#### [Task requirements]
Recast the following lines as a Markdown table with two columns, "Row" and "Line," giving each line a row number and omitting any blank lines.
[start Supplied entries]
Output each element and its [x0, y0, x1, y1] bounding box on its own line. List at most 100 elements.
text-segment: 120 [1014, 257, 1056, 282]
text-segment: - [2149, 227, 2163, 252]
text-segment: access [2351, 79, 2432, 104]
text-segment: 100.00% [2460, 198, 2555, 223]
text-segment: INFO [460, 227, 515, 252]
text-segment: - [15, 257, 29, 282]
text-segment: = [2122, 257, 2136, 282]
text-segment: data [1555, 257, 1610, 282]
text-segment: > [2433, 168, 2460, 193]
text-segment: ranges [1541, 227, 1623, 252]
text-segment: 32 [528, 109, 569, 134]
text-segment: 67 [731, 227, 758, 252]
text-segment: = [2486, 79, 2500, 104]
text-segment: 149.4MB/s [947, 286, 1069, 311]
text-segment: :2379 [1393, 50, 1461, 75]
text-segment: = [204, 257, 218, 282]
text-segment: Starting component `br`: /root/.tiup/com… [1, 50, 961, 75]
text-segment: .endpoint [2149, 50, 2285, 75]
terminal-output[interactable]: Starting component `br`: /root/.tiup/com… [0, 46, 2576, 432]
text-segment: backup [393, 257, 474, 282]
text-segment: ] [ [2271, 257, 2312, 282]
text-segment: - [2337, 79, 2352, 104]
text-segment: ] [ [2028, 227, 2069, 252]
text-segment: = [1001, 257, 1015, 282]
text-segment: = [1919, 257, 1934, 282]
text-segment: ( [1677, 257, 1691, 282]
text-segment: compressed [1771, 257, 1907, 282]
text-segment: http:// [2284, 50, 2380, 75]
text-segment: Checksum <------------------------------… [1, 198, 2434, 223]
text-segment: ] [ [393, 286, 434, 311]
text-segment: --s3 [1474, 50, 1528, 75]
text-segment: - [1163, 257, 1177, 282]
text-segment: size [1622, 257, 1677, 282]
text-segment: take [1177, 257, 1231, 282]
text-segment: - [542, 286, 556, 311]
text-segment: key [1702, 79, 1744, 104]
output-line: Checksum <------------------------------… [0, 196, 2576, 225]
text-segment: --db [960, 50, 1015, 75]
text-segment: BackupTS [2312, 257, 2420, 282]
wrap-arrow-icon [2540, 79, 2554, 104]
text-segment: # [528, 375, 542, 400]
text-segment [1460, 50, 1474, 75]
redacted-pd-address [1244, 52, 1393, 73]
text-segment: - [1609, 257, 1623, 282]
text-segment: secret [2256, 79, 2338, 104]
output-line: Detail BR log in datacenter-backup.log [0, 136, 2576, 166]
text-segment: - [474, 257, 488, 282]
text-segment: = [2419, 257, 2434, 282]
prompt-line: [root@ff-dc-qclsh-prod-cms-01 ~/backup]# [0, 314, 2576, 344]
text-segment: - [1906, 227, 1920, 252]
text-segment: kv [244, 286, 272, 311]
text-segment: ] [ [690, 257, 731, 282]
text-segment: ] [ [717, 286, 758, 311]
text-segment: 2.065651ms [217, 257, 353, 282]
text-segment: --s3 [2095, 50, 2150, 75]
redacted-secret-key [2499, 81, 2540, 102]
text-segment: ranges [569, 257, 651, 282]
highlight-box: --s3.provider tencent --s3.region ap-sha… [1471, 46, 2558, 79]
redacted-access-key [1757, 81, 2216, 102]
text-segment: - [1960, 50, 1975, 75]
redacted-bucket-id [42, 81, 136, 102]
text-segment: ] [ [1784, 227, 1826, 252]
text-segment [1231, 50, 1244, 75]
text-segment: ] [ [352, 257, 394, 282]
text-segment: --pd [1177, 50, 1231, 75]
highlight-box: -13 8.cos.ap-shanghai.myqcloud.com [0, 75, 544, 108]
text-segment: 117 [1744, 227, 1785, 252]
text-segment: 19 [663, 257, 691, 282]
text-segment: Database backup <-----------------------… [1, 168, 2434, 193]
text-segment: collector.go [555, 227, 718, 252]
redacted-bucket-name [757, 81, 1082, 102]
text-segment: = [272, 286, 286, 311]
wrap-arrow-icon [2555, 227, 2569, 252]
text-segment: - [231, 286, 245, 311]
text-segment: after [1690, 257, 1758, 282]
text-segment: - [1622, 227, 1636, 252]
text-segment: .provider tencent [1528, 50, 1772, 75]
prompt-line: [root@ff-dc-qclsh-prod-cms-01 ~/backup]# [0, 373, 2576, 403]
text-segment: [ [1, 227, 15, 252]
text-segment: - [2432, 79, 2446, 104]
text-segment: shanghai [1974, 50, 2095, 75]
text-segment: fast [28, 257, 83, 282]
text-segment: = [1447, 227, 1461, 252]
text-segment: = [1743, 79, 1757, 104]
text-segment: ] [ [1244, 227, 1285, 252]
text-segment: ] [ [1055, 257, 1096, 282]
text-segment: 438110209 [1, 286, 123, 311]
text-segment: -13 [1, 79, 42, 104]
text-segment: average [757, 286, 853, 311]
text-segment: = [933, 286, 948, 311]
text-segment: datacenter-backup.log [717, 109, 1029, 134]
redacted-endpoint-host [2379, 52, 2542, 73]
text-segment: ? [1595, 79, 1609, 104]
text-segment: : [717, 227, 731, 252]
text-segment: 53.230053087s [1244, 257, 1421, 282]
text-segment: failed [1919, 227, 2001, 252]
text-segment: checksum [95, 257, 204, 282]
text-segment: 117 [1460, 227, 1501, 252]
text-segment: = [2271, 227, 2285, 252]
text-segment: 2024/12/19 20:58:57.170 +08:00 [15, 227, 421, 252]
[end Supplied entries]
#### [Result for this exercise]
| Row | Line |
|---|---|
| 1 | Output each element and its [x0, y0, x1, y1] bounding box on its own line. List at most 100 elements. |
| 2 | text-segment: 120 [1014, 257, 1056, 282] |
| 3 | text-segment: - [2149, 227, 2163, 252] |
| 4 | text-segment: access [2351, 79, 2432, 104] |
| 5 | text-segment: 100.00% [2460, 198, 2555, 223] |
| 6 | text-segment: INFO [460, 227, 515, 252] |
| 7 | text-segment: - [15, 257, 29, 282] |
| 8 | text-segment: = [2122, 257, 2136, 282] |
| 9 | text-segment: data [1555, 257, 1610, 282] |
| 10 | text-segment: > [2433, 168, 2460, 193] |
| 11 | text-segment: ranges [1541, 227, 1623, 252] |
| 12 | text-segment: 32 [528, 109, 569, 134] |
| 13 | text-segment: 67 [731, 227, 758, 252] |
| 14 | text-segment: = [2486, 79, 2500, 104] |
| 15 | text-segment: 149.4MB/s [947, 286, 1069, 311] |
| 16 | text-segment: :2379 [1393, 50, 1461, 75] |
| 17 | text-segment: = [204, 257, 218, 282] |
| 18 | text-segment: Starting component `br`: /root/.tiup/com… [1, 50, 961, 75] |
| 19 | text-segment: .endpoint [2149, 50, 2285, 75] |
| 20 | terminal-output[interactable]: Starting component `br`: /root/.tiup/com… [0, 46, 2576, 432] |
| 21 | text-segment: backup [393, 257, 474, 282] |
| 22 | text-segment: ] [ [2271, 257, 2312, 282] |
| 23 | text-segment: - [2337, 79, 2352, 104] |
| 24 | text-segment: ] [ [2028, 227, 2069, 252] |
| 25 | text-segment: = [1001, 257, 1015, 282] |
| 26 | text-segment: = [1919, 257, 1934, 282] |
| 27 | text-segment: ( [1677, 257, 1691, 282] |
| 28 | text-segment: compressed [1771, 257, 1907, 282] |
| 29 | text-segment: http:// [2284, 50, 2380, 75] |
| 30 | text-segment: Checksum <------------------------------… [1, 198, 2434, 223] |
| 31 | text-segment: ] [ [393, 286, 434, 311] |
| 32 | text-segment: --s3 [1474, 50, 1528, 75] |
| 33 | text-segment: - [1163, 257, 1177, 282] |
| 34 | text-segment: size [1622, 257, 1677, 282] |
| 35 | text-segment: take [1177, 257, 1231, 282] |
| 36 | text-segment: - [542, 286, 556, 311] |
| 37 | text-segment: key [1702, 79, 1744, 104] |
| 38 | output-line: Checksum <------------------------------… [0, 196, 2576, 225] |
| 39 | text-segment: --db [960, 50, 1015, 75] |
| 40 | text-segment: BackupTS [2312, 257, 2420, 282] |
| 41 | wrap-arrow-icon [2540, 79, 2554, 104] |
| 42 | text-segment: # [528, 375, 542, 400] |
| 43 | text-segment [1460, 50, 1474, 75] |
| 44 | redacted-pd-address [1244, 52, 1393, 73] |
| 45 | text-segment: - [1609, 257, 1623, 282] |
| 46 | text-segment: secret [2256, 79, 2338, 104] |
| 47 | output-line: Detail BR log in datacenter-backup.log [0, 136, 2576, 166] |
| 48 | text-segment: - [474, 257, 488, 282] |
| 49 | text-segment: = [2419, 257, 2434, 282] |
| 50 | prompt-line: [root@ff-dc-qclsh-prod-cms-01 ~/backup]# [0, 314, 2576, 344] |
| 51 | text-segment: - [1906, 227, 1920, 252] |
| 52 | text-segment: kv [244, 286, 272, 311] |
| 53 | text-segment: ] [ [690, 257, 731, 282] |
| 54 | text-segment: ] [ [717, 286, 758, 311] |
| 55 | text-segment: 2.065651ms [217, 257, 353, 282] |
| 56 | text-segment: --s3 [2095, 50, 2150, 75] |
| 57 | redacted-secret-key [2499, 81, 2540, 102] |
| 58 | text-segment: ranges [569, 257, 651, 282] |
| 59 | highlight-box: --s3.provider tencent --s3.region ap-sha… [1471, 46, 2558, 79] |
| 60 | redacted-access-key [1757, 81, 2216, 102] |
| 61 | text-segment: - [1960, 50, 1975, 75] |
| 62 | redacted-bucket-id [42, 81, 136, 102] |
| 63 | text-segment: ] [ [1784, 227, 1826, 252] |
| 64 | text-segment [1231, 50, 1244, 75] |
| 65 | text-segment: ] [ [352, 257, 394, 282] |
| 66 | text-segment: --pd [1177, 50, 1231, 75] |
| 67 | highlight-box: -13 8.cos.ap-shanghai.myqcloud.com [0, 75, 544, 108] |
| 68 | text-segment: 117 [1744, 227, 1785, 252] |
| 69 | text-segment: 19 [663, 257, 691, 282] |
| 70 | text-segment: Database backup <-----------------------… [1, 168, 2434, 193] |
| 71 | text-segment: collector.go [555, 227, 718, 252] |
| 72 | redacted-bucket-name [757, 81, 1082, 102] |
| 73 | text-segment: = [272, 286, 286, 311] |
| 74 | wrap-arrow-icon [2555, 227, 2569, 252] |
| 75 | text-segment: - [231, 286, 245, 311] |
| 76 | text-segment: after [1690, 257, 1758, 282] |
| 77 | text-segment: - [1622, 227, 1636, 252] |
| 78 | text-segment: .provider tencent [1528, 50, 1772, 75] |
| 79 | prompt-line: [root@ff-dc-qclsh-prod-cms-01 ~/backup]# [0, 373, 2576, 403] |
| 80 | text-segment: [ [1, 227, 15, 252] |
| 81 | text-segment: - [2432, 79, 2446, 104] |
| 82 | text-segment: shanghai [1974, 50, 2095, 75] |
| 83 | text-segment: fast [28, 257, 83, 282] |
| 84 | text-segment: = [1447, 227, 1461, 252] |
| 85 | text-segment: = [1743, 79, 1757, 104] |
| 86 | text-segment: ] [ [1244, 227, 1285, 252] |
| 87 | text-segment: ] [ [1055, 257, 1096, 282] |
| 88 | text-segment: 438110209 [1, 286, 123, 311] |
| 89 | text-segment: -13 [1, 79, 42, 104] |
| 90 | text-segment: average [757, 286, 853, 311] |
| 91 | text-segment: = [933, 286, 948, 311] |
| 92 | text-segment: datacenter-backup.log [717, 109, 1029, 134] |
| 93 | redacted-endpoint-host [2379, 52, 2542, 73] |
| 94 | text-segment: ? [1595, 79, 1609, 104] |
| 95 | text-segment: : [717, 227, 731, 252] |
| 96 | text-segment: 53.230053087s [1244, 257, 1421, 282] |
| 97 | text-segment: failed [1919, 227, 2001, 252] |
| 98 | text-segment: checksum [95, 257, 204, 282] |
| 99 | text-segment: 117 [1460, 227, 1501, 252] |
| 100 | text-segment: = [2271, 227, 2285, 252] |
| 101 | text-segment: 2024/12/19 20:58:57.170 +08:00 [15, 227, 421, 252] |